--- start of Excerpted data ---

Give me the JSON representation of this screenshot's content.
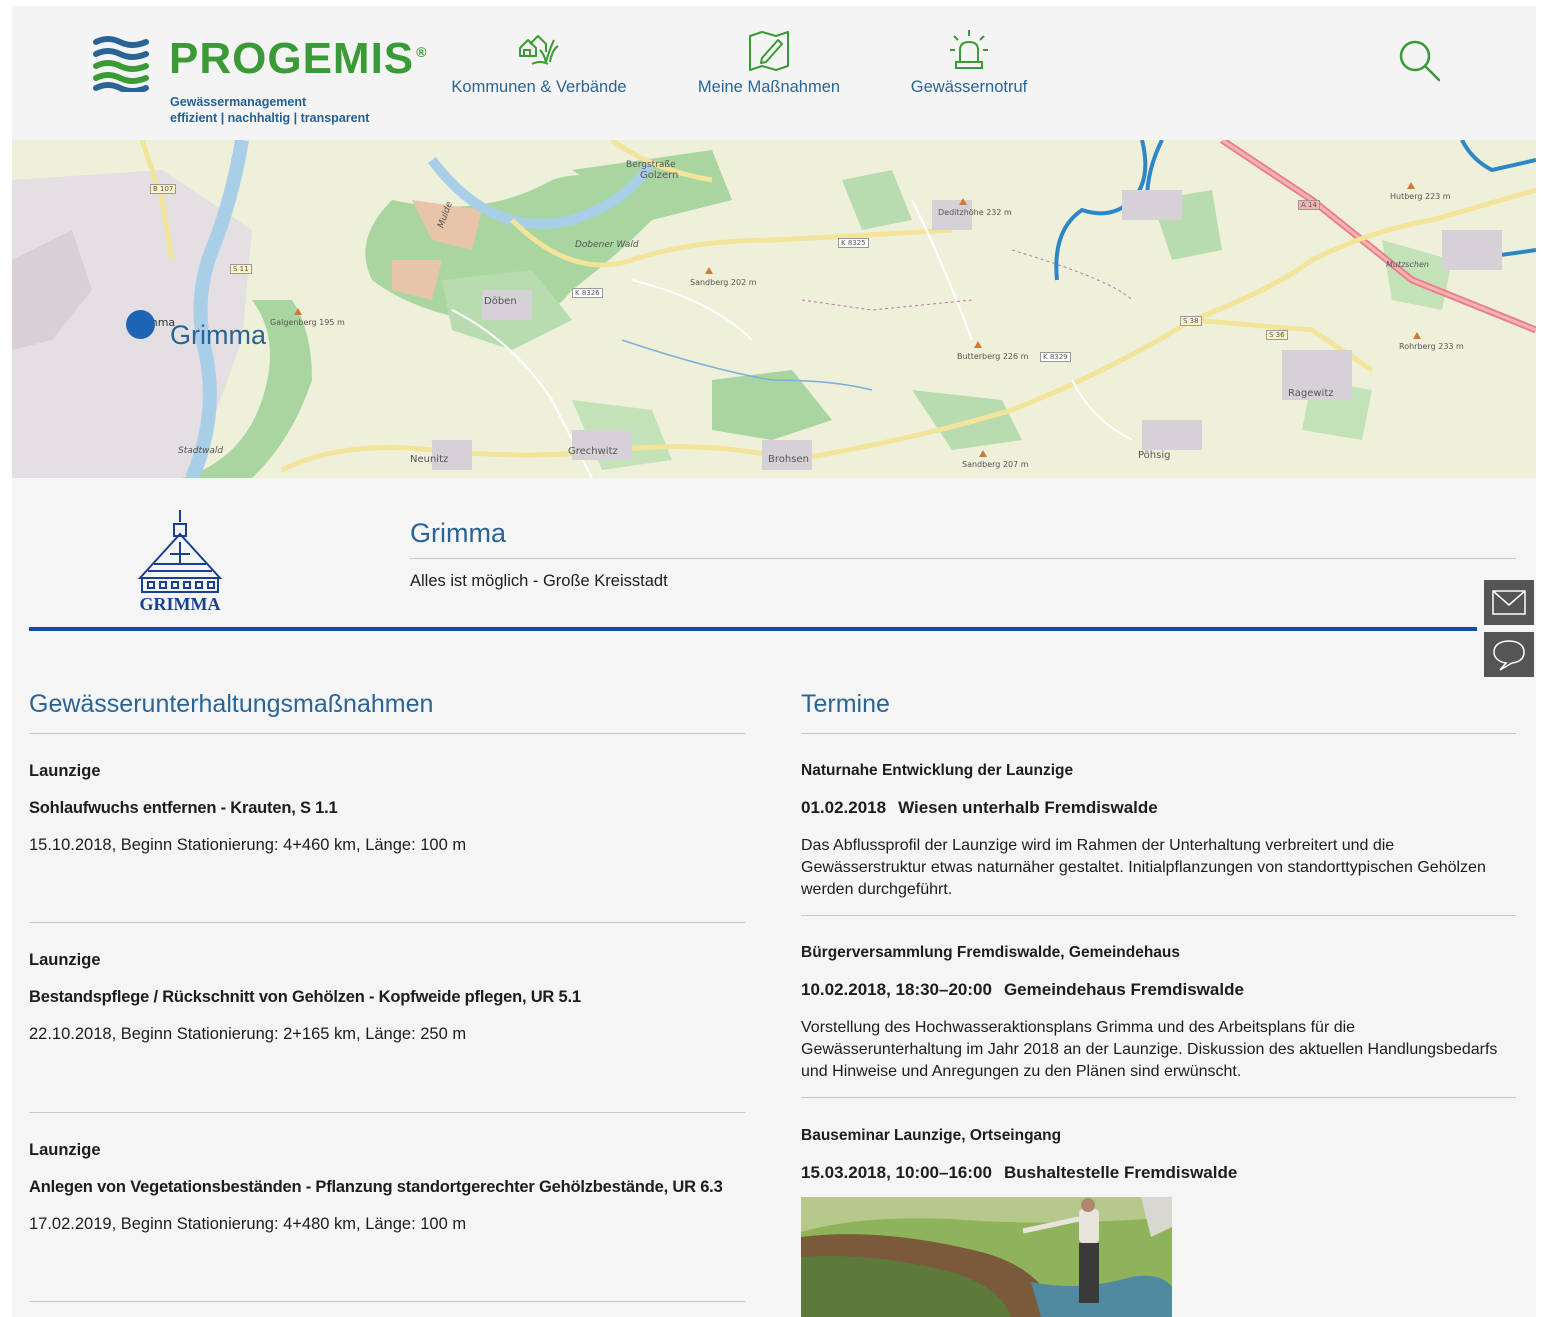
{
  "brand": {
    "name": "PROGEMIS",
    "registered": "®",
    "tagline_line1": "Gewässermanagement",
    "tagline_line2": "effizient | nachhaltig | transparent"
  },
  "nav": {
    "items": [
      {
        "label": "Kommunen & Verbände",
        "icon": "houses-plant-icon"
      },
      {
        "label": "Meine Maßnahmen",
        "icon": "map-pencil-icon"
      },
      {
        "label": "Gewässernotruf",
        "icon": "alarm-light-icon"
      }
    ],
    "search_icon": "search-icon"
  },
  "map": {
    "city_label": "Grimma",
    "place_labels": [
      "Golzern",
      "Bergstraße",
      "Dobener Wald",
      "Döben",
      "Galgenberg 195 m",
      "Sandberg 202 m",
      "Deditzhöhe 232 m",
      "Butterberg 226 m",
      "Hutberg 223 m",
      "Rohrberg 233 m",
      "Ragewitz",
      "Neunitz",
      "Grechwitz",
      "Brohsen",
      "Sandberg 207 m",
      "Pöhsig",
      "Stadtwald",
      "Mulde",
      "Mutzschen",
      "mma",
      "K 8325",
      "K 8326",
      "K 8329",
      "S 38",
      "S 36",
      "S 11",
      "B 107",
      "A 14"
    ]
  },
  "community": {
    "crest_text": "GRIMMA",
    "name": "Grimma",
    "subtitle": "Alles ist möglich - Große Kreisstadt"
  },
  "side_actions": [
    {
      "icon": "mail-icon"
    },
    {
      "icon": "chat-icon"
    }
  ],
  "measures": {
    "title": "Gewässerunterhaltungsmaßnahmen",
    "items": [
      {
        "river": "Launzige",
        "title": "Sohlaufwuchs entfernen - Krauten, S 1.1",
        "meta": "15.10.2018, Beginn Stationierung: 4+460 km, Länge: 100 m"
      },
      {
        "river": "Launzige",
        "title": "Bestandspflege / Rückschnitt von Gehölzen - Kopfweide pflegen, UR 5.1",
        "meta": "22.10.2018, Beginn Stationierung: 2+165 km, Länge: 250 m"
      },
      {
        "river": "Launzige",
        "title": "Anlegen von Vegetationsbeständen - Pflanzung standortgerechter Gehölzbestände, UR 6.3",
        "meta": "17.02.2019, Beginn Stationierung: 4+480 km, Länge: 100 m"
      }
    ]
  },
  "events": {
    "title": "Termine",
    "items": [
      {
        "heading": "Naturnahe Entwicklung der Launzige",
        "date": "01.02.2018",
        "place": "Wiesen unterhalb Fremdiswalde",
        "description": "Das Abflussprofil der Launzige wird im Rahmen der Unterhaltung verbreitert und die Gewässerstruktur etwas naturnäher gestaltet. Initialpflanzungen von standorttypischen Gehölzen werden durchgeführt."
      },
      {
        "heading": "Bürgerversammlung Fremdiswalde, Gemeindehaus",
        "date": "10.02.2018, 18:30–20:00",
        "place": "Gemeindehaus Fremdiswalde",
        "description": "Vorstellung des Hochwasseraktionsplans Grimma und des Arbeitsplans für die Gewässerunterhaltung im Jahr 2018 an der Launzige. Diskussion des aktuellen Handlungsbedarfs und Hinweise und Anregungen zu den Plänen sind erwünscht."
      },
      {
        "heading": "Bauseminar Launzige, Ortseingang",
        "date": "15.03.2018, 10:00–16:00",
        "place": "Bushaltestelle Fremdiswalde",
        "description": ""
      }
    ]
  },
  "colors": {
    "brand_green": "#3a9a35",
    "brand_blue": "#2a6496",
    "accent_bar": "#1b4aa3"
  }
}
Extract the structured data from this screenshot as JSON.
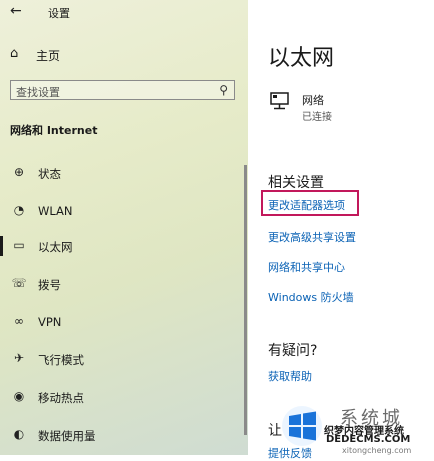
{
  "window": {
    "title": "设置"
  },
  "sidebar": {
    "home_label": "主页",
    "search_placeholder": "查找设置",
    "section_title": "网络和 Internet",
    "items": [
      {
        "label": "状态",
        "icon": "globe-icon"
      },
      {
        "label": "WLAN",
        "icon": "wifi-icon"
      },
      {
        "label": "以太网",
        "icon": "ethernet-icon",
        "active": true
      },
      {
        "label": "拨号",
        "icon": "dialup-icon"
      },
      {
        "label": "VPN",
        "icon": "vpn-icon"
      },
      {
        "label": "飞行模式",
        "icon": "airplane-icon"
      },
      {
        "label": "移动热点",
        "icon": "hotspot-icon"
      },
      {
        "label": "数据使用量",
        "icon": "data-usage-icon"
      }
    ]
  },
  "main": {
    "title": "以太网",
    "network": {
      "name": "网络",
      "status": "已连接"
    },
    "related_title": "相关设置",
    "links": [
      "更改适配器选项",
      "更改高级共享设置",
      "网络和共享中心",
      "Windows 防火墙"
    ],
    "question_title": "有疑问?",
    "help_link": "获取帮助",
    "partial_title": "让",
    "partial_link": "提供反馈"
  },
  "watermark": {
    "big_text": "系统城",
    "cn_text": "织梦内容管理系统",
    "url": "DEDECMS.COM",
    "sub": "xitongcheng.com"
  },
  "colors": {
    "link": "#0a62b5",
    "highlight_border": "#c2185b",
    "accent_bar": "#1a1a1a"
  }
}
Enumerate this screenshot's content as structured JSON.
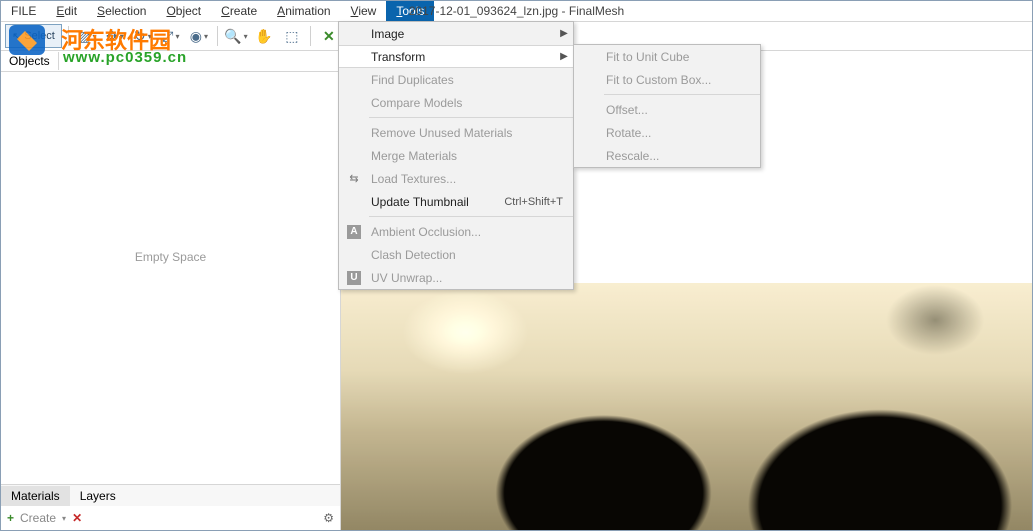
{
  "title": "2017-12-01_093624_lzn.jpg - FinalMesh",
  "menubar": [
    "FILE",
    "Edit",
    "Selection",
    "Object",
    "Create",
    "Animation",
    "View",
    "Tools"
  ],
  "menubar_active_index": 7,
  "toolbar": {
    "select_label": "Select"
  },
  "left_panel": {
    "top_tab": "Objects",
    "empty_text": "Empty Space",
    "bottom_tabs": [
      "Materials",
      "Layers"
    ],
    "bottom_active": 0,
    "footer_create": "Create"
  },
  "tools_menu": {
    "items": [
      {
        "label": "Image",
        "enabled": true,
        "submenu": true,
        "kind": "item"
      },
      {
        "label": "Transform",
        "enabled": true,
        "submenu": true,
        "kind": "item",
        "selected": true
      },
      {
        "label": "Find Duplicates",
        "enabled": false,
        "kind": "item"
      },
      {
        "label": "Compare Models",
        "enabled": false,
        "kind": "item"
      },
      {
        "kind": "sep"
      },
      {
        "label": "Remove Unused Materials",
        "enabled": false,
        "kind": "item"
      },
      {
        "label": "Merge Materials",
        "enabled": false,
        "kind": "item"
      },
      {
        "label": "Load Textures...",
        "enabled": false,
        "kind": "item",
        "icon": "load-textures"
      },
      {
        "label": "Update Thumbnail",
        "enabled": true,
        "shortcut": "Ctrl+Shift+T",
        "kind": "item"
      },
      {
        "kind": "sep"
      },
      {
        "label": "Ambient Occlusion...",
        "enabled": false,
        "kind": "item",
        "icon": "A"
      },
      {
        "label": "Clash Detection",
        "enabled": false,
        "kind": "item"
      },
      {
        "label": "UV Unwrap...",
        "enabled": false,
        "kind": "item",
        "icon": "U"
      }
    ]
  },
  "transform_submenu": {
    "items": [
      {
        "label": "Fit to Unit Cube",
        "kind": "item"
      },
      {
        "label": "Fit to Custom Box...",
        "kind": "item"
      },
      {
        "kind": "sep"
      },
      {
        "label": "Offset...",
        "kind": "item"
      },
      {
        "label": "Rotate...",
        "kind": "item"
      },
      {
        "label": "Rescale...",
        "kind": "item"
      }
    ]
  },
  "watermark": {
    "text1": "河东软件园",
    "text2": "www.pc0359.cn"
  }
}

--- end of Excerpted data ---

(What to work on): Reproduce each record from above exactly; pictures do not belong in the copy.

(Output):
Give me the JSON representation of this screenshot's content.
{
  "brand": {
    "name": "PROGEMIS",
    "registered": "®",
    "tagline_line1": "Gewässermanagement",
    "tagline_line2": "effizient | nachhaltig | transparent"
  },
  "nav": {
    "items": [
      {
        "label": "Kommunen & Verbände",
        "icon": "houses-plant-icon"
      },
      {
        "label": "Meine Maßnahmen",
        "icon": "map-pencil-icon"
      },
      {
        "label": "Gewässernotruf",
        "icon": "alarm-light-icon"
      }
    ],
    "search_icon": "search-icon"
  },
  "map": {
    "city_label": "Grimma",
    "place_labels": [
      "Golzern",
      "Bergstraße",
      "Dobener Wald",
      "Döben",
      "Galgenberg 195 m",
      "Sandberg 202 m",
      "Deditzhöhe 232 m",
      "Butterberg 226 m",
      "Hutberg 223 m",
      "Rohrberg 233 m",
      "Ragewitz",
      "Neunitz",
      "Grechwitz",
      "Brohsen",
      "Sandberg 207 m",
      "Pöhsig",
      "Stadtwald",
      "Mulde",
      "Mutzschen",
      "mma",
      "K 8325",
      "K 8326",
      "K 8329",
      "S 38",
      "S 36",
      "S 11",
      "B 107",
      "A 14"
    ]
  },
  "community": {
    "crest_text": "GRIMMA",
    "name": "Grimma",
    "subtitle": "Alles ist möglich - Große Kreisstadt"
  },
  "side_actions": [
    {
      "icon": "mail-icon"
    },
    {
      "icon": "chat-icon"
    }
  ],
  "measures": {
    "title": "Gewässerunterhaltungsmaßnahmen",
    "items": [
      {
        "river": "Launzige",
        "title": "Sohlaufwuchs entfernen - Krauten, S 1.1",
        "meta": "15.10.2018, Beginn Stationierung: 4+460 km, Länge: 100 m"
      },
      {
        "river": "Launzige",
        "title": "Bestandspflege / Rückschnitt von Gehölzen - Kopfweide pflegen, UR 5.1",
        "meta": "22.10.2018, Beginn Stationierung: 2+165 km, Länge: 250 m"
      },
      {
        "river": "Launzige",
        "title": "Anlegen von Vegetationsbeständen - Pflanzung standortgerechter Gehölzbestände, UR 6.3",
        "meta": "17.02.2019, Beginn Stationierung: 4+480 km, Länge: 100 m"
      }
    ]
  },
  "events": {
    "title": "Termine",
    "items": [
      {
        "heading": "Naturnahe Entwicklung der Launzige",
        "date": "01.02.2018",
        "place": "Wiesen unterhalb Fremdiswalde",
        "description": "Das Abflussprofil der Launzige wird im Rahmen der Unterhaltung verbreitert und die Gewässerstruktur etwas naturnäher gestaltet. Initialpflanzungen von standorttypischen Gehölzen werden durchgeführt."
      },
      {
        "heading": "Bürgerversammlung Fremdiswalde, Gemeindehaus",
        "date": "10.02.2018, 18:30–20:00",
        "place": "Gemeindehaus Fremdiswalde",
        "description": "Vorstellung des Hochwasseraktionsplans Grimma und des Arbeitsplans für die Gewässerunterhaltung im Jahr 2018 an der Launzige. Diskussion des aktuellen Handlungsbedarfs und Hinweise und Anregungen zu den Plänen sind erwünscht."
      },
      {
        "heading": "Bauseminar Launzige, Ortseingang",
        "date": "15.03.2018, 10:00–16:00",
        "place": "Bushaltestelle Fremdiswalde",
        "description": ""
      }
    ]
  },
  "colors": {
    "brand_green": "#3a9a35",
    "brand_blue": "#2a6496",
    "accent_bar": "#1b4aa3"
  }
}
Extract the structured data from this screenshot as JSON.
{
  "window": {
    "title": "设置"
  },
  "sidebar": {
    "home_label": "主页",
    "search_placeholder": "查找设置",
    "section_title": "网络和 Internet",
    "items": [
      {
        "label": "状态",
        "icon": "globe-icon"
      },
      {
        "label": "WLAN",
        "icon": "wifi-icon"
      },
      {
        "label": "以太网",
        "icon": "ethernet-icon",
        "active": true
      },
      {
        "label": "拨号",
        "icon": "dialup-icon"
      },
      {
        "label": "VPN",
        "icon": "vpn-icon"
      },
      {
        "label": "飞行模式",
        "icon": "airplane-icon"
      },
      {
        "label": "移动热点",
        "icon": "hotspot-icon"
      },
      {
        "label": "数据使用量",
        "icon": "data-usage-icon"
      }
    ]
  },
  "main": {
    "title": "以太网",
    "network": {
      "name": "网络",
      "status": "已连接"
    },
    "related_title": "相关设置",
    "links": [
      "更改适配器选项",
      "更改高级共享设置",
      "网络和共享中心",
      "Windows 防火墙"
    ],
    "question_title": "有疑问?",
    "help_link": "获取帮助",
    "partial_title": "让",
    "partial_link": "提供反馈"
  },
  "watermark": {
    "big_text": "系统城",
    "cn_text": "织梦内容管理系统",
    "url": "DEDECMS.COM",
    "sub": "xitongcheng.com"
  },
  "colors": {
    "link": "#0a62b5",
    "highlight_border": "#c2185b",
    "accent_bar": "#1a1a1a"
  }
}
Enumerate this screenshot's content as structured JSON.
{
  "title": "2017-12-01_093624_lzn.jpg - FinalMesh",
  "menubar": [
    "FILE",
    "Edit",
    "Selection",
    "Object",
    "Create",
    "Animation",
    "View",
    "Tools"
  ],
  "menubar_active_index": 7,
  "toolbar": {
    "select_label": "Select"
  },
  "left_panel": {
    "top_tab": "Objects",
    "empty_text": "Empty Space",
    "bottom_tabs": [
      "Materials",
      "Layers"
    ],
    "bottom_active": 0,
    "footer_create": "Create"
  },
  "tools_menu": {
    "items": [
      {
        "label": "Image",
        "enabled": true,
        "submenu": true,
        "kind": "item"
      },
      {
        "label": "Transform",
        "enabled": true,
        "submenu": true,
        "kind": "item",
        "selected": true
      },
      {
        "label": "Find Duplicates",
        "enabled": false,
        "kind": "item"
      },
      {
        "label": "Compare Models",
        "enabled": false,
        "kind": "item"
      },
      {
        "kind": "sep"
      },
      {
        "label": "Remove Unused Materials",
        "enabled": false,
        "kind": "item"
      },
      {
        "label": "Merge Materials",
        "enabled": false,
        "kind": "item"
      },
      {
        "label": "Load Textures...",
        "enabled": false,
        "kind": "item",
        "icon": "load-textures"
      },
      {
        "label": "Update Thumbnail",
        "enabled": true,
        "shortcut": "Ctrl+Shift+T",
        "kind": "item"
      },
      {
        "kind": "sep"
      },
      {
        "label": "Ambient Occlusion...",
        "enabled": false,
        "kind": "item",
        "icon": "A"
      },
      {
        "label": "Clash Detection",
        "enabled": false,
        "kind": "item"
      },
      {
        "label": "UV Unwrap...",
        "enabled": false,
        "kind": "item",
        "icon": "U"
      }
    ]
  },
  "transform_submenu": {
    "items": [
      {
        "label": "Fit to Unit Cube",
        "kind": "item"
      },
      {
        "label": "Fit to Custom Box...",
        "kind": "item"
      },
      {
        "kind": "sep"
      },
      {
        "label": "Offset...",
        "kind": "item"
      },
      {
        "label": "Rotate...",
        "kind": "item"
      },
      {
        "label": "Rescale...",
        "kind": "item"
      }
    ]
  },
  "watermark": {
    "text1": "河东软件园",
    "text2": "www.pc0359.cn"
  }
}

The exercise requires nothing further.